• **What the exercise asks**:
Copy out all lines that hold "astrológicos".

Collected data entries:
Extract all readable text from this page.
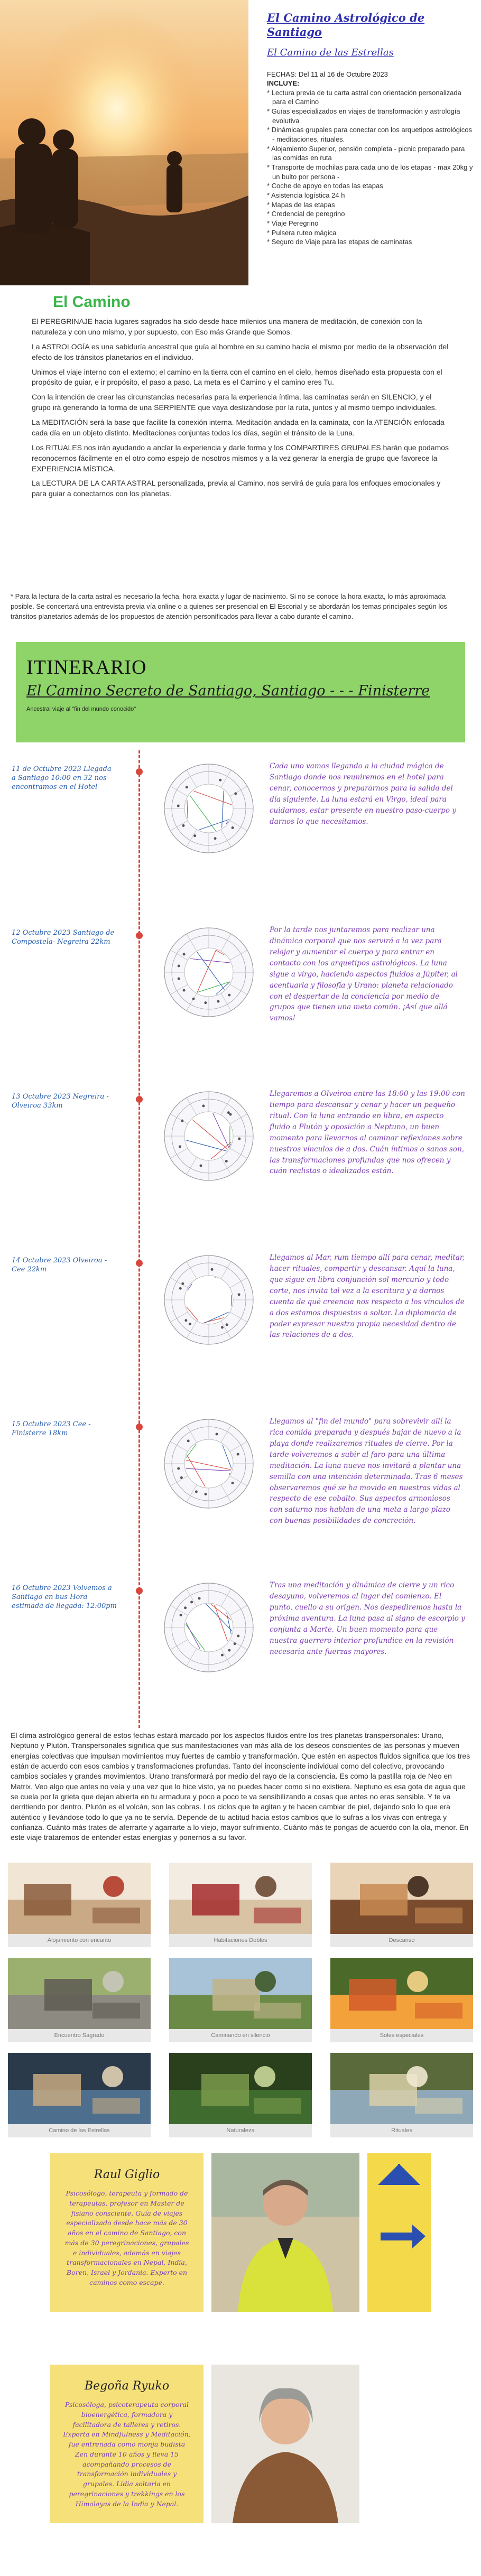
El Camino Astrológico de Santiago
El Camino de las Estrellas
FECHAS: Del 11 al 16 de Octubre 2023
INCLUYE:
* Lectura previa de tu carta astral con orientación personalizada para el Camino
* Guías especializados en viajes de transformación y astrología evolutiva
* Dinámicas grupales para conectar con los arquetipos astrológicos - meditaciones, rituales.
* Alojamiento Superior, pensión completa - picnic preparado para las comidas en ruta
* Transporte de mochilas para cada uno de los etapas - max 20kg y un bulto por persona -
* Coche de apoyo en todas las etapas
* Asistencia logística 24 h
* Mapas de las etapas
* Credencial de peregrino
* Viaje Peregrino
* Pulsera ruteo mágica
* Seguro de Viaje para las etapas de caminatas
El Camino

El PEREGRINAJE hacia lugares sagrados ha sido desde hace milenios una manera de meditación, de conexión con la naturaleza y con uno mismo, y por supuesto, con Eso más Grande que Somos.

La ASTROLOGÍA es una sabiduría ancestral que guía al hombre en su camino hacia el mismo por medio de la observación del efecto de los tránsitos planetarios en el individuo.

Unimos el viaje interno con el externo; el camino en la tierra con el camino en el cielo, hemos diseñado esta propuesta con el propósito de guiar, e ir propósito, el paso a paso. La meta es el Camino y el camino eres Tu.

Con la intención de crear las circunstancias necesarias para la experiencia íntima, las caminatas serán en SILENCIO, y el grupo irá generando la forma de una SERPIENTE que vaya deslizándose por la ruta, juntos y al mismo tiempo individuales.

La MEDITACIÓN será la base que facilite la conexión interna. Meditación andada en la caminata, con la ATENCIÓN enfocada cada día en un objeto distinto. Meditaciones conjuntas todos los días, según el tránsito de la Luna.

Los RITUALES nos irán ayudando a anclar la experiencia y darle forma y los COMPARTIRES GRUPALES harán que podamos reconocernos fácilmente en el otro como espejo de nosotros mismos y a la vez generar la energía de grupo que favorece la EXPERIENCIA MÍSTICA.

La LECTURA DE LA CARTA ASTRAL personalizada, previa al Camino, nos servirá de guía para los enfoques emocionales y para guiar a conectarnos con los planetas.

* Para la lectura de la carta astral es necesario la fecha, hora exacta y lugar de nacimiento. Si no se conoce la hora exacta, lo más aproximada posible. Se concertará una entrevista previa vía online o a quienes ser presencial en El Escorial y se abordarán los temas principales según los tránsitos planetarios además de los propuestos de atención personificados para llevar a cabo durante el camino.
ITINERARIO
El Camino Secreto de Santiago, Santiago - - - Finisterre
Ancestral viaje al "fin del mundo conocido"
11 de Octubre 2023 Llegada a Santiago 10:00 en 32 nos encontramos en el Hotel
Cada uno vamos llegando a la ciudad mágica de Santiago donde nos reuniremos en el hotel para cenar, conocernos y prepararnos para la salida del día siguiente. La luna estará en Virgo, ideal para cuidarnos, estar presente en nuestro paso-cuerpo y darnos lo que necesitamos.
12 Octubre 2023 Santiago de Compostela- Negreira 22km
Por la tarde nos juntaremos para realizar una dinámica corporal que nos servirá a la vez para relajar y aumentar el cuerpo y para entrar en contacto con los arquetipos astrológicos. La luna sigue a virgo, haciendo aspectos fluidos a Júpiter, al acentuarla y filosofía y Urano: planeta relacionado con el despertar de la conciencia por medio de grupos que tienen una meta común. ¡Así que allá vamos!
13 Octubre 2023 Negreira - Olveiroa 33km
Llegaremos a Olveiroa entre las 18:00 y las 19:00 con tiempo para descansar y cenar y hacer un pequeño ritual. Con la luna entrando en libra, en aspecto fluido a Plutón y oposición a Neptuno, un buen momento para llevarnos al caminar reflexiones sobre nuestros vínculos de a dos. Cuán íntimos o sanos son, las transformaciones profundas que nos ofrecen y cuán realistas o idealizados están.
14 Octubre 2023 Olveiroa - Cee 22km
Llegamos al Mar, rum tiempo allí para cenar, meditar, hacer rituales, compartir y descansar. Aquí la luna, que sigue en libra conjunción sol mercurio y todo corte, nos invita tal vez a la escritura y a darnos cuenta de qué creencia nos respecto a los vínculos de a dos estamos dispuestos a soltar. La diplomacia de poder expresar nuestra propia necesidad dentro de las relaciones de a dos.
15 Octubre 2023 Cee - Finisterre 18km
Llegamos al "fin del mundo" para sobrevivir allí la rica comida preparada y después bajar de nuevo a la playa donde realizaremos rituales de cierre. Por la tarde volveremos a subir al faro para una última meditación. La luna nueva nos invitará a plantar una semilla con una intención determinada. Tras 6 meses observaremos qué se ha movido en nuestras vidas al respecto de ese cobalto. Sus aspectos armoniosos con saturno nos hablan de una meta a largo plazo con buenas posibilidades de concreción.
16 Octubre 2023 Volvemos a Santiago en bus Hora estimada de llegada: 12:00pm
Tras una meditación y dinámica de cierre y un rico desayuno, volveremos al lugar del comienzo. El punto, cuello a su origen. Nos despediremos hasta la próxima aventura. La luna pasa al signo de escorpio y conjunta a Marte. Un buen momento para que nuestra guerrero interior profundice en la revisión necesaria ante fuerzas mayores.
El clima astrológico general de estos fechas estará marcado por los aspectos fluidos entre los tres planetas transpersonales: Urano, Neptuno y Plutón. Transpersonales significa que sus manifestaciones van más allá de los deseos conscientes de las personas y mueven energías colectivas que impulsan movimientos muy fuertes de cambio y transformación. Que estén en aspectos fluidos significa que los tres están de acuerdo con esos cambios y transformaciones profundas. Tanto del inconsciente individual como del colectivo, provocando cambios sociales y grandes movimientos. Urano transformará por medio del rayo de la consciencia. Es como la pastilla roja de Neo en Matrix. Veo algo que antes no veía y una vez que lo hice visto, ya no puedes hacer como si no existiera. Neptuno es esa gota de agua que se cuela por la grieta que dejan abierta en tu armadura y poco a poco te va sensibilizando a cosas que antes no eras sensible. Y te va derritiendo por dentro. Plutón es el volcán, son las cobras. Los ciclos que te agitan y te hacen cambiar de piel, dejando solo lo que era auténtico y llevándose todo lo que ya no te servía. Depende de tu actitud hacia estos cambios que lo sufras a los vivas con entrega y confianza. Cuánto más trates de aferrarte y agarrarte a lo viejo, mayor sufrimiento. Cuánto más te pongas de acuerdo con la ola, menor. En este viaje trataremos de entender estas energías y ponernos a su favor.
Alojamiento con encanto	Habitaciones Dobles	Descanso
Encuentro Sagrado	Caminando en silencio	Soles especiales
Camino de las Estrellas	Naturaleza	Rituales
Raul Giglio
Psicosólogo, terapeuta y formado de terapeutas, profesor en Master de fisiano consciente. Guía de viajes especializado desde hace más de 30 años en el camino de Santiago, con más de 30 peregrinaciones, grupales e individuales, además en viajes transformacionales en Nepal, India, Boren, Israel y Jordania. Experto en caminos como escape.
Begoña Ryuko
Psicosóloga, psicoterapeuta corporal bioenergética, formadora y facilitadora de talleres y retiros. Experta en Mindfulness y Meditación, fue entrenada como monja budista Zen durante 10 años y lleva 15 acompañando procesos de transformación individuales y grupales. Lidia soltaria en peregrinaciones y trekkings en los Himalayas de la India y Nepal.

• **Result below**:
* Dinámicas grupales para conectar con los arquetipos astrológicos - meditaciones, rituales.
Por la tarde nos juntaremos para realizar una dinámica corporal que nos servirá a la vez para relajar y aumentar el cuerpo y para entrar en contacto con los arquetipos astrológicos. La luna sigue a virgo, haciendo aspectos fluidos a Júpiter, al acentuarla y filosofía y Urano: planeta relacionado con el despertar de la conciencia por medio de grupos que tienen una meta común. ¡Así que allá vamos!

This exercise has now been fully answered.